Recorded data:
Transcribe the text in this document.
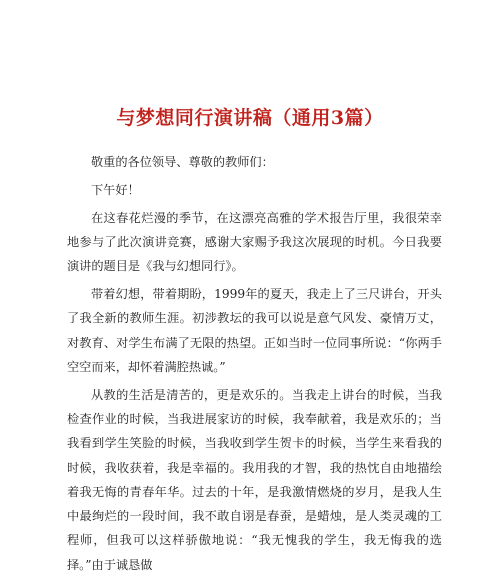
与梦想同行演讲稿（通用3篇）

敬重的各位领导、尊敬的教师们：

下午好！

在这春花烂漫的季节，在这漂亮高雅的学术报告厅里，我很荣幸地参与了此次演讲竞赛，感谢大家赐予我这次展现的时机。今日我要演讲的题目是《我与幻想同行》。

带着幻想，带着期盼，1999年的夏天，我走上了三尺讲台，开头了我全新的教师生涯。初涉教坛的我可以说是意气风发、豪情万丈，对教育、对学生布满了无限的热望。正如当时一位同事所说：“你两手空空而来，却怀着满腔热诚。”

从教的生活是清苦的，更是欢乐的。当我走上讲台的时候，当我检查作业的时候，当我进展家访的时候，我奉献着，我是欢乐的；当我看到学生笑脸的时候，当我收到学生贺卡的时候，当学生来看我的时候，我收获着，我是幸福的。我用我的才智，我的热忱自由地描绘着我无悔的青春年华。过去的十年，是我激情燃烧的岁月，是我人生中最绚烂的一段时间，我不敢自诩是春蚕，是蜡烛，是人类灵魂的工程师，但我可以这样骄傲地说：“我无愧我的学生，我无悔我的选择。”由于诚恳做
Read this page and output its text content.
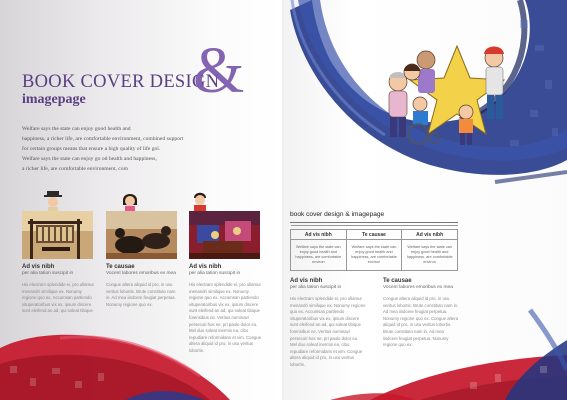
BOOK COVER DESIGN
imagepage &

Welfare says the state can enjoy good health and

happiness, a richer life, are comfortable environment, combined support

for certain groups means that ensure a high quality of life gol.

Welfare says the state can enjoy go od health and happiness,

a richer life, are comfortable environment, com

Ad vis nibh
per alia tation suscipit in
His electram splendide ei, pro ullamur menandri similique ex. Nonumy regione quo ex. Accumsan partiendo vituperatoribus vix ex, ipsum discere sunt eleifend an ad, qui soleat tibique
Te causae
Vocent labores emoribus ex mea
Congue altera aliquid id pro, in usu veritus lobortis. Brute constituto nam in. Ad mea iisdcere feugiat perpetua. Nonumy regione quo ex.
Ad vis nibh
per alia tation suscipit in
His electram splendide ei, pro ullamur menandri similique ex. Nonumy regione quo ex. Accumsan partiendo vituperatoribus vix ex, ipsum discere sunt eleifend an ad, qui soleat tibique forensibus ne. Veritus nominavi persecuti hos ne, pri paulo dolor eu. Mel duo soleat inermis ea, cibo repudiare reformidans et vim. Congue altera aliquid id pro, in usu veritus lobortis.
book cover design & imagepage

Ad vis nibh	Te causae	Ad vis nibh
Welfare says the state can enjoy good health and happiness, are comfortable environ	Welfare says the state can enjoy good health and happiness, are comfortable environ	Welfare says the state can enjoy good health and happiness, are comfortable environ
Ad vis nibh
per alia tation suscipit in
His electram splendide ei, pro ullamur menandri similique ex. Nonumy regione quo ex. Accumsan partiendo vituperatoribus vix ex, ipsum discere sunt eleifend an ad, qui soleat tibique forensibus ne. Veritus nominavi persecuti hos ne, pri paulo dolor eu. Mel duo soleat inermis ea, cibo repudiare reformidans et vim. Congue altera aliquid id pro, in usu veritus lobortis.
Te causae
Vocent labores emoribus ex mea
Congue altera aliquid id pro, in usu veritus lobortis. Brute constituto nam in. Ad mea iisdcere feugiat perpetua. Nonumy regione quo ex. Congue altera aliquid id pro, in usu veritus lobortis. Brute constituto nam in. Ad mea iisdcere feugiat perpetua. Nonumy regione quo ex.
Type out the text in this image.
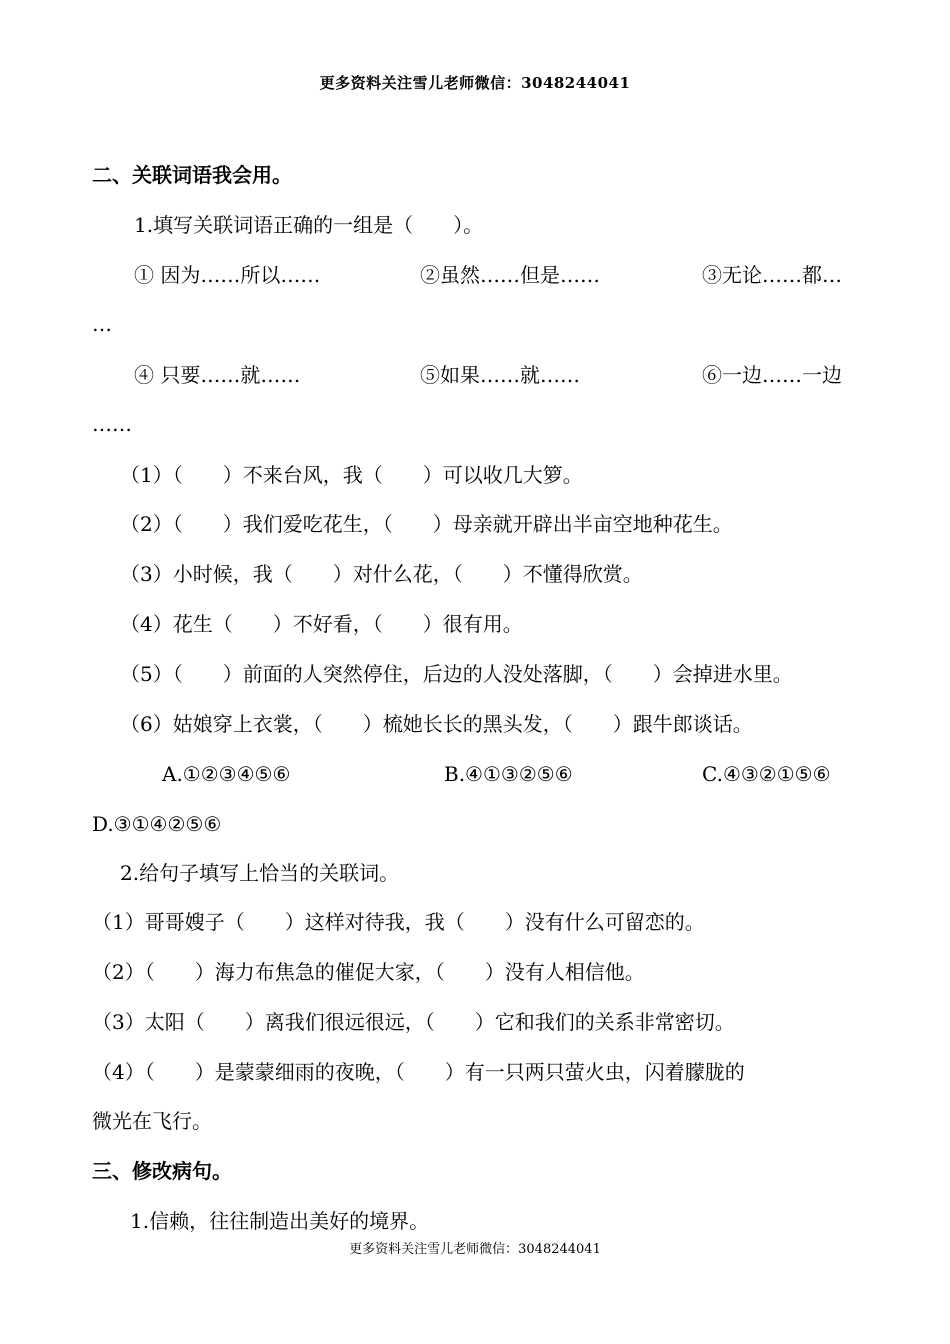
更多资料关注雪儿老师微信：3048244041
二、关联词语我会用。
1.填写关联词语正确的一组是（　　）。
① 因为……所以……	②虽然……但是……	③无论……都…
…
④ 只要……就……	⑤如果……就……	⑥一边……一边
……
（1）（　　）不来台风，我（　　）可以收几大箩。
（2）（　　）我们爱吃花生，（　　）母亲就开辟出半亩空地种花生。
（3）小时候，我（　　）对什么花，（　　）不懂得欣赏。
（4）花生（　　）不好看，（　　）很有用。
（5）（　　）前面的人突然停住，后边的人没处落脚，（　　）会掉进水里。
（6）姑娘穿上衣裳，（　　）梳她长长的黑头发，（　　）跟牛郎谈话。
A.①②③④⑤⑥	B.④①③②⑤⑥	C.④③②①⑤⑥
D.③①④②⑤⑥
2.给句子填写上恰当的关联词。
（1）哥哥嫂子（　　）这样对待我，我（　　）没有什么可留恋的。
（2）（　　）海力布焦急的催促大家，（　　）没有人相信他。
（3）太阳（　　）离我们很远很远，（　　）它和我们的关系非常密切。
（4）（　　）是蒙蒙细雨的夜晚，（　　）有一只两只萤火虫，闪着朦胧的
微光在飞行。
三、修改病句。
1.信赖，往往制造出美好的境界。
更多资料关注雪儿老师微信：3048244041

Written exercise: A line counts if it holds the word "perpetua". Work out how many lines in the listing count, and give only that number.

Solution to this problem: 2